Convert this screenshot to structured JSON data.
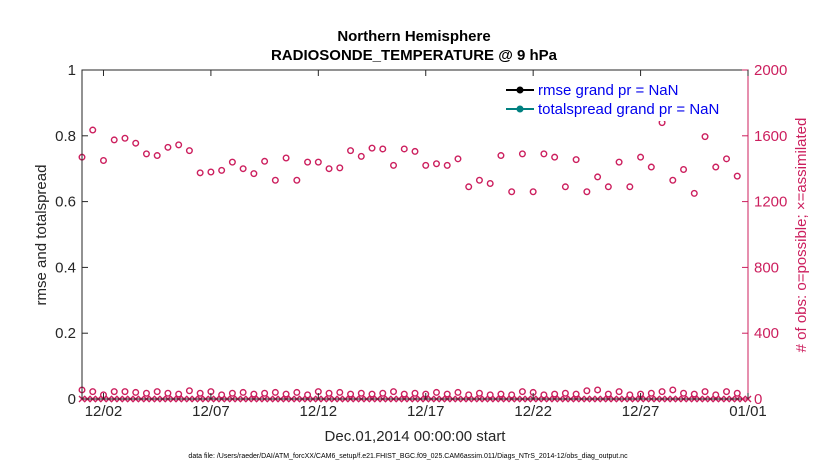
{
  "chart_data": {
    "type": "scatter",
    "title": "Northern Hemisphere",
    "subtitle": "RADIOSONDE_TEMPERATURE @ 9 hPa",
    "xlabel": "Dec.01,2014 00:00:00 start",
    "ylabel_left": "rmse and totalspread",
    "ylabel_right": "# of obs: o=possible; ×=assimilated",
    "xlim": [
      0,
      31
    ],
    "ylim_left": [
      0,
      1
    ],
    "ylim_right": [
      0,
      2000
    ],
    "x_tick_values": [
      1,
      6,
      11,
      16,
      21,
      26,
      31
    ],
    "x_tick_labels": [
      "12/02",
      "12/07",
      "12/12",
      "12/17",
      "12/22",
      "12/27",
      "01/01"
    ],
    "y_left_ticks": [
      "0",
      "0.2",
      "0.4",
      "0.6",
      "0.8",
      "1"
    ],
    "y_right_ticks": [
      "0",
      "400",
      "800",
      "1200",
      "1600",
      "2000"
    ],
    "legend": {
      "position": "top-right",
      "entries": [
        {
          "label": "rmse grand pr = NaN",
          "color": "#000000"
        },
        {
          "label": "totalspread grand pr = NaN",
          "color": "#008080"
        }
      ]
    },
    "series": [
      {
        "name": "possible",
        "marker": "circle",
        "color": "#cc1f5e",
        "axis": "right",
        "x": [
          0,
          0.5,
          1,
          1.5,
          2,
          2.5,
          3,
          3.5,
          4,
          4.5,
          5,
          5.5,
          6,
          6.5,
          7,
          7.5,
          8,
          8.5,
          9,
          9.5,
          10,
          10.5,
          11,
          11.5,
          12,
          12.5,
          13,
          13.5,
          14,
          14.5,
          15,
          15.5,
          16,
          16.5,
          17,
          17.5,
          18,
          18.5,
          19,
          19.5,
          20,
          20.5,
          21,
          21.5,
          22,
          22.5,
          23,
          23.5,
          24,
          24.5,
          25,
          25.5,
          26,
          26.5,
          27,
          27.5,
          28,
          28.5,
          29,
          29.5,
          30,
          30.5
        ],
        "y": [
          1470,
          1635,
          1450,
          1575,
          1585,
          1555,
          1490,
          1480,
          1530,
          1545,
          1510,
          1375,
          1380,
          1390,
          1440,
          1400,
          1370,
          1445,
          1330,
          1465,
          1330,
          1440,
          1440,
          1400,
          1405,
          1510,
          1475,
          1525,
          1520,
          1420,
          1520,
          1505,
          1420,
          1430,
          1420,
          1460,
          1290,
          1330,
          1310,
          1480,
          1260,
          1490,
          1260,
          1490,
          1470,
          1290,
          1455,
          1260,
          1350,
          1290,
          1440,
          1290,
          1470,
          1410,
          1680,
          1330,
          1395,
          1250,
          1595,
          1410,
          1460,
          1355
        ],
        "baseline_y": [
          55,
          45,
          25,
          45,
          45,
          40,
          35,
          45,
          35,
          30,
          50,
          35,
          45,
          25,
          35,
          40,
          30,
          35,
          40,
          30,
          40,
          25,
          45,
          35,
          40,
          30,
          35,
          30,
          35,
          45,
          30,
          35,
          30,
          40,
          30,
          40,
          25,
          35,
          25,
          30,
          25,
          45,
          40,
          25,
          30,
          35,
          30,
          50,
          55,
          30,
          45,
          25,
          30,
          35,
          45,
          55,
          35,
          30,
          45,
          25,
          45,
          35
        ]
      },
      {
        "name": "assimilated",
        "marker": "x",
        "color": "#cc1f5e",
        "axis": "right",
        "note": "all near zero"
      },
      {
        "name": "rmse",
        "color": "#000000",
        "axis": "left",
        "values": "NaN"
      },
      {
        "name": "totalspread",
        "color": "#008080",
        "axis": "left",
        "values": "NaN"
      }
    ]
  },
  "footer": "data file: /Users/raeder/DAI/ATM_forcXX/CAM6_setup/f.e21.FHIST_BGC.f09_025.CAM6assim.011/Diags_NTrS_2014-12/obs_diag_output.nc"
}
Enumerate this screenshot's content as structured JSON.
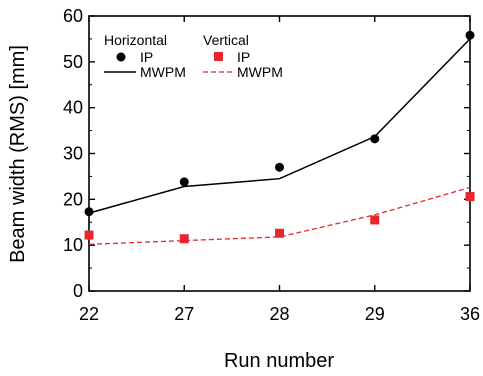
{
  "chart_data": {
    "type": "scatter",
    "xlabel": "Run number",
    "ylabel": "Beam width (RMS) [mm]",
    "categories": [
      "22",
      "27",
      "28",
      "29",
      "36"
    ],
    "ylim": [
      0,
      60
    ],
    "yticks": [
      0,
      10,
      20,
      30,
      40,
      50,
      60
    ],
    "grid": false,
    "legend": {
      "groups": [
        {
          "title": "Horizontal",
          "entries": [
            "IP",
            "MWPM"
          ]
        },
        {
          "title": "Vertical",
          "entries": [
            "IP",
            "MWPM"
          ]
        }
      ],
      "placement": "top-left"
    },
    "series": [
      {
        "group": "Horizontal",
        "name": "IP",
        "kind": "markers",
        "marker": "circle",
        "color": "#000000",
        "values": [
          17.3,
          23.8,
          27.0,
          33.2,
          55.8
        ]
      },
      {
        "group": "Horizontal",
        "name": "MWPM",
        "kind": "line",
        "dash": "solid",
        "color": "#000000",
        "values": [
          17.0,
          22.8,
          24.5,
          33.7,
          55.0
        ]
      },
      {
        "group": "Vertical",
        "name": "IP",
        "kind": "markers",
        "marker": "square",
        "color": "#e8262e",
        "values": [
          12.2,
          11.4,
          12.6,
          15.5,
          20.6
        ]
      },
      {
        "group": "Vertical",
        "name": "MWPM",
        "kind": "line",
        "dash": "dashed",
        "color": "#e8262e",
        "values": [
          10.2,
          11.0,
          11.8,
          16.6,
          22.6
        ]
      }
    ]
  }
}
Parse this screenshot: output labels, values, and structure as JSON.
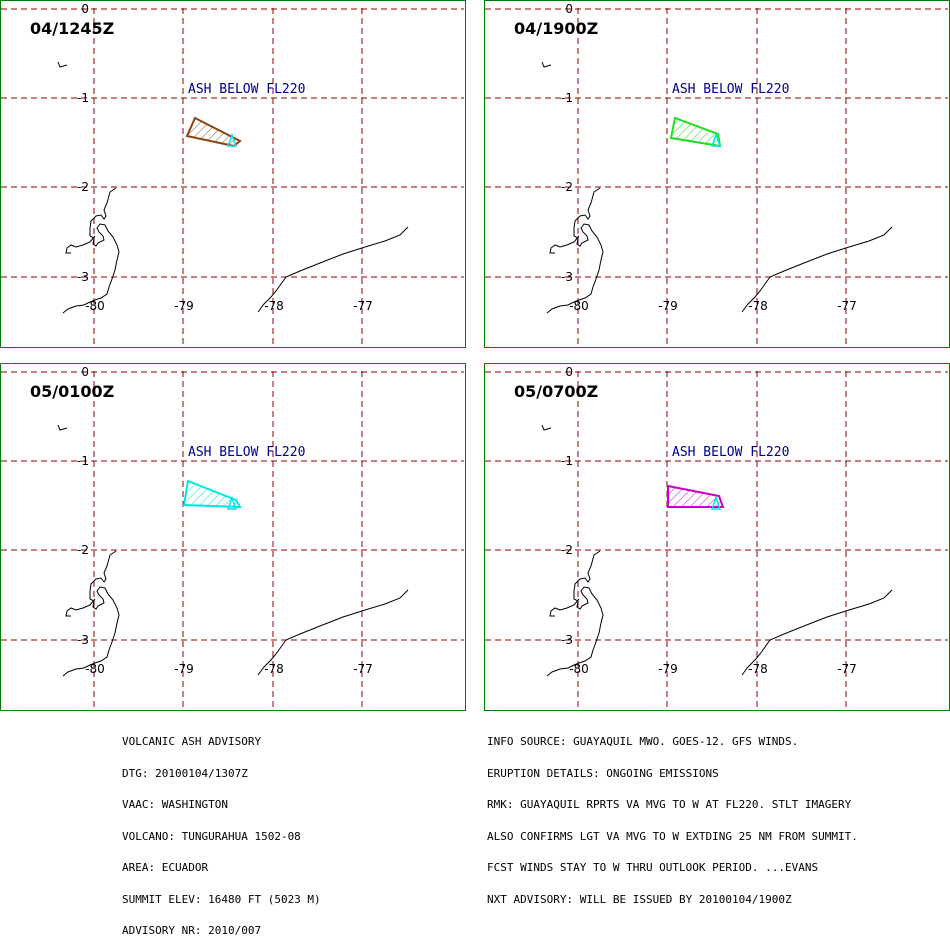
{
  "panels": [
    {
      "time_label": "04/1245Z",
      "ash_label": "ASH BELOW FL220",
      "polygon_color": "#8b4513"
    },
    {
      "time_label": "04/1900Z",
      "ash_label": "ASH BELOW FL220",
      "polygon_color": "#22dd22"
    },
    {
      "time_label": "05/0100Z",
      "ash_label": "ASH BELOW FL220",
      "polygon_color": "#00e5e5"
    },
    {
      "time_label": "05/0700Z",
      "ash_label": "ASH BELOW FL220",
      "polygon_color": "#cc00cc"
    }
  ],
  "grid_labels": {
    "lat": [
      "0",
      "-1",
      "-2",
      "-3"
    ],
    "lon": [
      "-80",
      "-79",
      "-78",
      "-77"
    ]
  },
  "colors": {
    "grid": "#8b0000",
    "panel_border": "#008000",
    "ash_label": "#00008b",
    "volcano_marker": "#00e5e5",
    "coastline": "#000000"
  },
  "advisory": {
    "lines": [
      "VOLCANIC ASH ADVISORY",
      "DTG: 20100104/1307Z",
      "VAAC: WASHINGTON",
      "VOLCANO: TUNGURAHUA 1502-08",
      "AREA: ECUADOR",
      "SUMMIT ELEV: 16480 FT (5023 M)",
      "ADVISORY NR: 2010/007"
    ]
  },
  "info": {
    "lines": [
      "INFO SOURCE: GUAYAQUIL MWO. GOES-12. GFS WINDS.",
      "ERUPTION DETAILS: ONGOING EMISSIONS",
      "RMK: GUAYAQUIL RPRTS VA MVG TO W AT FL220. STLT IMAGERY",
      "ALSO CONFIRMS LGT VA MVG TO W EXTDING 25 NM FROM SUMMIT.",
      "FCST WINDS STAY TO W THRU OUTLOOK PERIOD. ...EVANS",
      "NXT ADVISORY: WILL BE ISSUED BY 20100104/1900Z"
    ]
  }
}
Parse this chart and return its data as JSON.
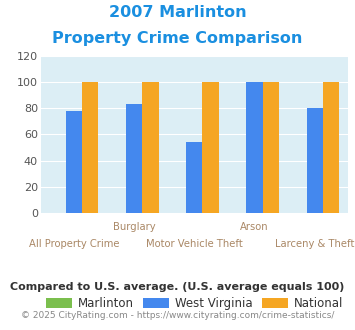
{
  "title_line1": "2007 Marlinton",
  "title_line2": "Property Crime Comparison",
  "categories": [
    "All Property Crime",
    "Burglary",
    "Motor Vehicle Theft",
    "Arson",
    "Larceny & Theft"
  ],
  "marlinton": [
    0,
    0,
    0,
    0,
    0
  ],
  "west_virginia": [
    78,
    83,
    54,
    100,
    80
  ],
  "national": [
    100,
    100,
    100,
    100,
    100
  ],
  "bar_color_marlinton": "#7bbf4e",
  "bar_color_wv": "#4488ee",
  "bar_color_national": "#f5a623",
  "ylim": [
    0,
    120
  ],
  "yticks": [
    0,
    20,
    40,
    60,
    80,
    100,
    120
  ],
  "legend_labels": [
    "Marlinton",
    "West Virginia",
    "National"
  ],
  "footnote1": "Compared to U.S. average. (U.S. average equals 100)",
  "footnote2": "© 2025 CityRating.com - https://www.cityrating.com/crime-statistics/",
  "title_color": "#1a8fe0",
  "footnote1_color": "#333333",
  "footnote2_color": "#888888",
  "bg_color": "#dceef5",
  "bar_width": 0.27,
  "top_labels": {
    "1": "Burglary",
    "3": "Arson"
  },
  "bottom_labels": {
    "0": "All Property Crime",
    "2": "Motor Vehicle Theft",
    "4": "Larceny & Theft"
  },
  "xlabel_color": "#aa8866"
}
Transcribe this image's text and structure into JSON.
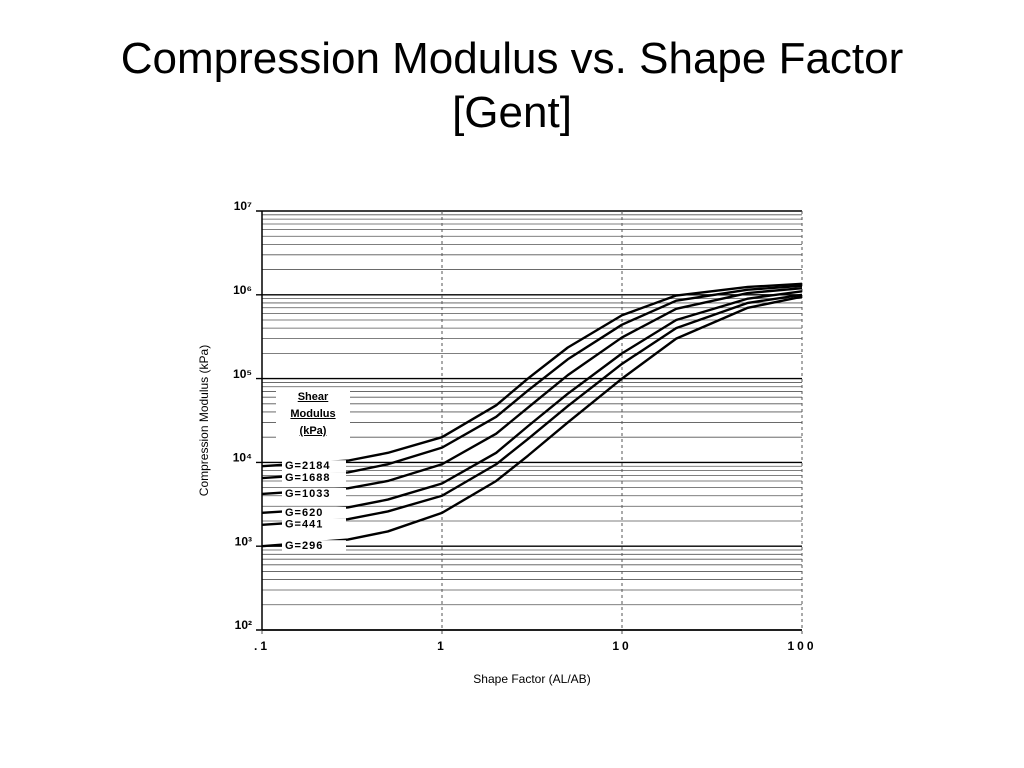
{
  "title": "Compression Modulus vs. Shape Factor [Gent]",
  "chart_data": {
    "type": "line",
    "x_label": "Shape Factor (AL/AB)",
    "y_label": "Compression Modulus (kPa)",
    "legend_title": "Shear Modulus (kPa)",
    "x": [
      0.1,
      0.3,
      0.5,
      1,
      2,
      3,
      5,
      10,
      20,
      50,
      100
    ],
    "series": [
      {
        "name": "G=2184",
        "color": "#000000",
        "values": [
          9000,
          10500,
          13000,
          20000,
          48000,
          100000,
          235000,
          570000,
          980000,
          1240000,
          1350000
        ]
      },
      {
        "name": "G=1688",
        "color": "#000000",
        "values": [
          6500,
          7600,
          9500,
          15000,
          35000,
          72000,
          170000,
          440000,
          850000,
          1150000,
          1280000
        ]
      },
      {
        "name": "G=1033",
        "color": "#000000",
        "values": [
          4200,
          4900,
          6000,
          9500,
          22000,
          45000,
          110000,
          310000,
          680000,
          1050000,
          1200000
        ]
      },
      {
        "name": "G=620",
        "color": "#000000",
        "values": [
          2500,
          2900,
          3600,
          5600,
          13000,
          27000,
          66000,
          200000,
          500000,
          900000,
          1100000
        ]
      },
      {
        "name": "G=441",
        "color": "#000000",
        "values": [
          1800,
          2100,
          2600,
          4000,
          9500,
          19000,
          47000,
          150000,
          400000,
          800000,
          1000000
        ]
      },
      {
        "name": "G=296",
        "color": "#000000",
        "values": [
          1000,
          1200,
          1500,
          2500,
          6000,
          12000,
          30000,
          100000,
          300000,
          700000,
          950000
        ]
      }
    ],
    "xlog": true,
    "ylog": true,
    "xlim": [
      0.1,
      100
    ],
    "ylim": [
      100,
      10000000
    ],
    "xticks": [
      {
        "value": 0.1,
        "label": ".1"
      },
      1,
      10,
      100
    ],
    "yticks": [
      {
        "value": 100,
        "label": "10²"
      },
      {
        "value": 1000,
        "label": "10³"
      },
      {
        "value": 10000,
        "label": "10⁴"
      },
      {
        "value": 100000,
        "label": "10⁵"
      },
      {
        "value": 1000000,
        "label": "10⁶"
      },
      {
        "value": 10000000,
        "label": "10⁷"
      }
    ],
    "grid": true
  }
}
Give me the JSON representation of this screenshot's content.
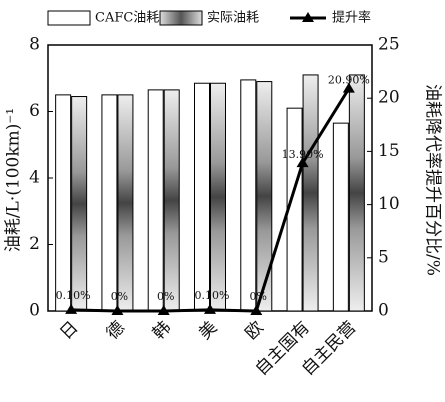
{
  "chart_data": {
    "type": "bar",
    "categories": [
      "日",
      "德",
      "韩",
      "美",
      "欧",
      "自主国有",
      "自主民营"
    ],
    "series": [
      {
        "name": "CAFC油耗",
        "color": "#ffffff",
        "values": [
          6.5,
          6.5,
          6.65,
          6.85,
          6.95,
          6.1,
          5.65
        ]
      },
      {
        "name": "实际油耗",
        "color": "#777777",
        "values": [
          6.45,
          6.5,
          6.65,
          6.85,
          6.9,
          7.1,
          7.1
        ]
      },
      {
        "name": "提升率",
        "color": "#000000",
        "type": "line",
        "axis": "y2",
        "values": [
          0.1,
          0,
          0,
          0.1,
          0,
          13.9,
          20.9
        ],
        "value_labels": [
          "0.10%",
          "0%",
          "0%",
          "0.10%",
          "0%",
          "13.90%",
          "20.90%"
        ]
      }
    ],
    "ylabel": "油耗/L·(100km)⁻¹",
    "y2label": "油耗降代率提升百分比/%",
    "ylim": [
      0,
      8
    ],
    "yticks": [
      0,
      2,
      4,
      6,
      8
    ],
    "y2lim": [
      0,
      25
    ],
    "y2ticks": [
      0,
      5,
      10,
      15,
      20,
      25
    ],
    "legend": "top"
  }
}
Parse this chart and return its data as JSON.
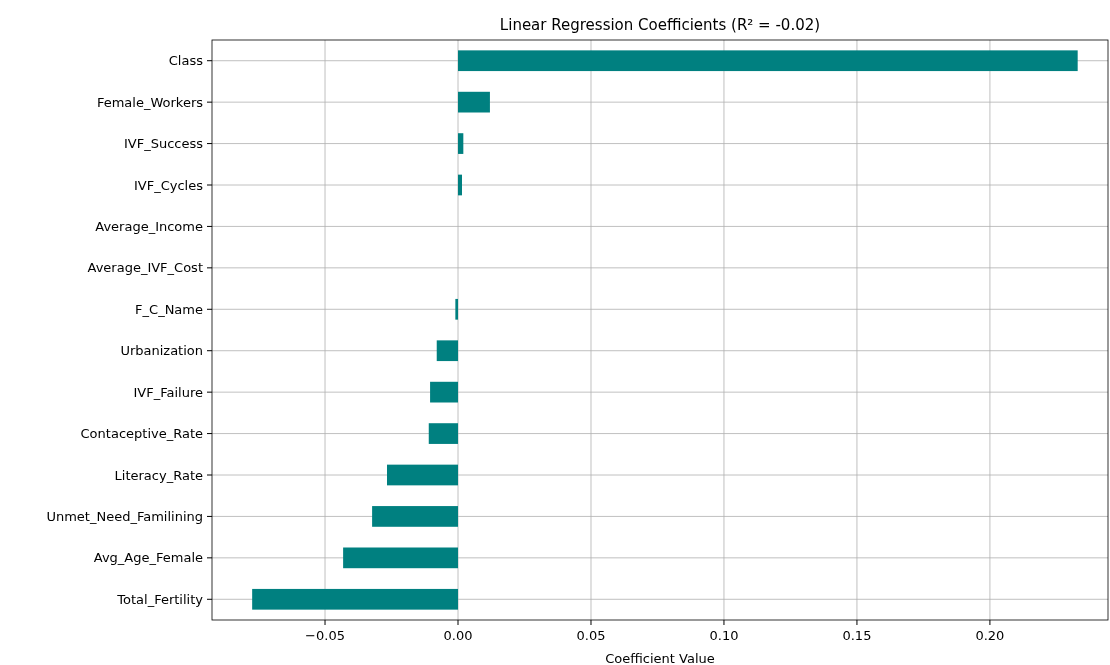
{
  "chart_data": {
    "type": "bar",
    "orientation": "horizontal",
    "title": "Linear Regression Coefficients (R² = -0.02)",
    "xlabel": "Coefficient Value",
    "categories": [
      "Class",
      "Female_Workers",
      "IVF_Success",
      "IVF_Cycles",
      "Average_Income",
      "Average_IVF_Cost",
      "F_C_Name",
      "Urbanization",
      "IVF_Failure",
      "Contaceptive_Rate",
      "Literacy_Rate",
      "Unmet_Need_Familining",
      "Avg_Age_Female",
      "Total_Fertility"
    ],
    "values": [
      0.233,
      0.012,
      0.002,
      0.0015,
      0,
      0,
      -0.001,
      -0.008,
      -0.0105,
      -0.011,
      -0.0267,
      -0.0323,
      -0.0432,
      -0.0774
    ],
    "color": "#008080",
    "xlim": [
      -0.0925,
      0.2444
    ],
    "xticks": [
      {
        "value": -0.05,
        "label": "−0.05"
      },
      {
        "value": 0,
        "label": "0.00"
      },
      {
        "value": 0.05,
        "label": "0.05"
      },
      {
        "value": 0.1,
        "label": "0.10"
      },
      {
        "value": 0.15,
        "label": "0.15"
      },
      {
        "value": 0.2,
        "label": "0.20"
      }
    ],
    "grid": true
  }
}
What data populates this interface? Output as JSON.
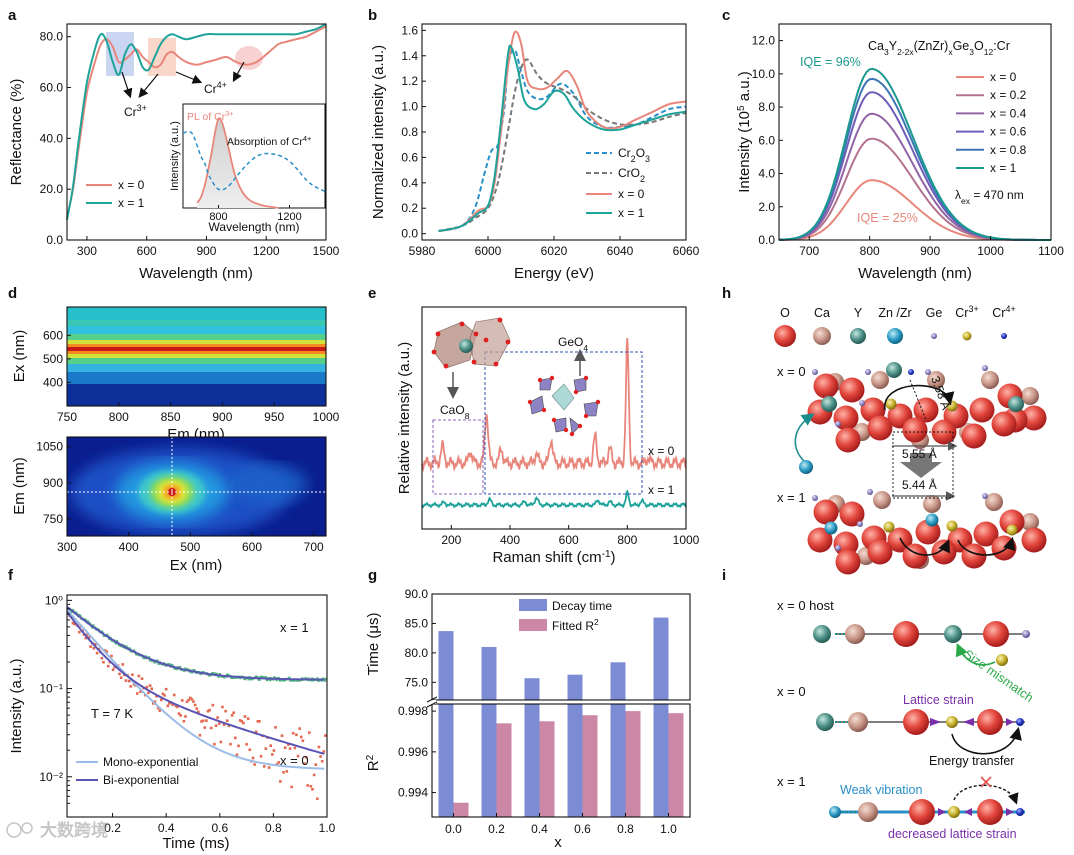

§ §

Your task is to gather all lines from the entries above that hold the word "Compression".

  "title": "Compression Modulus vs. Shape Factor [Gent]",
    "y_label": "Compression Modulus (kPa)",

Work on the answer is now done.